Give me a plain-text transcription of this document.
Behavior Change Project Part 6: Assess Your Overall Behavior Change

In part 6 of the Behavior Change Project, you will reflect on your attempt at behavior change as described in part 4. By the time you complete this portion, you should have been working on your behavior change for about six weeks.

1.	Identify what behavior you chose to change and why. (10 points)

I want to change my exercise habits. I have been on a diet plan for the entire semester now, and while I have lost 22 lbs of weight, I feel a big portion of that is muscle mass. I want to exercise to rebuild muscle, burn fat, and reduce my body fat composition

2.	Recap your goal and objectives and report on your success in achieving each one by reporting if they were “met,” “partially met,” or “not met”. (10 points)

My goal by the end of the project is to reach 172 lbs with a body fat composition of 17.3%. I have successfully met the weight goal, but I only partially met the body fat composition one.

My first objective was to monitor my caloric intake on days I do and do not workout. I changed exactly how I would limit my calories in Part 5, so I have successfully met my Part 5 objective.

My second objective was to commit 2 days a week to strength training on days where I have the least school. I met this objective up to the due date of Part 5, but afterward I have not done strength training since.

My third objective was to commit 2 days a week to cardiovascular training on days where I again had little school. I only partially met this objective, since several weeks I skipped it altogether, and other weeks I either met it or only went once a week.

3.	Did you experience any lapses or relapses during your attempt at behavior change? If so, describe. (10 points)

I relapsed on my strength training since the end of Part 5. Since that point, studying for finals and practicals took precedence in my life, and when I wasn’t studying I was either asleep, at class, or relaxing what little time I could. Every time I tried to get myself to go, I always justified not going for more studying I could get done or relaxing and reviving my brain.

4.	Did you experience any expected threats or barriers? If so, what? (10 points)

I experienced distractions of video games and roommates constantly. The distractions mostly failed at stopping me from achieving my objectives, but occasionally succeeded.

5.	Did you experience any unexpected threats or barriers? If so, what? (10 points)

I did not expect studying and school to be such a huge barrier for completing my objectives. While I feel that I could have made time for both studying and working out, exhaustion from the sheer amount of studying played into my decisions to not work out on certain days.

_GIVEN PROBLEM_
Copy every line of the records above that holds the word "goal".

_EXERCISE OUTPUT_
2.	Recap your goal and objectives and report on your success in achieving each one by reporting if they were “met,” “partially met,” or “not met”. (10 points)
My goal by the end of the project is to reach 172 lbs with a body fat composition of 17.3%. I have successfully met the weight goal, but I only partially met the body fat composition one.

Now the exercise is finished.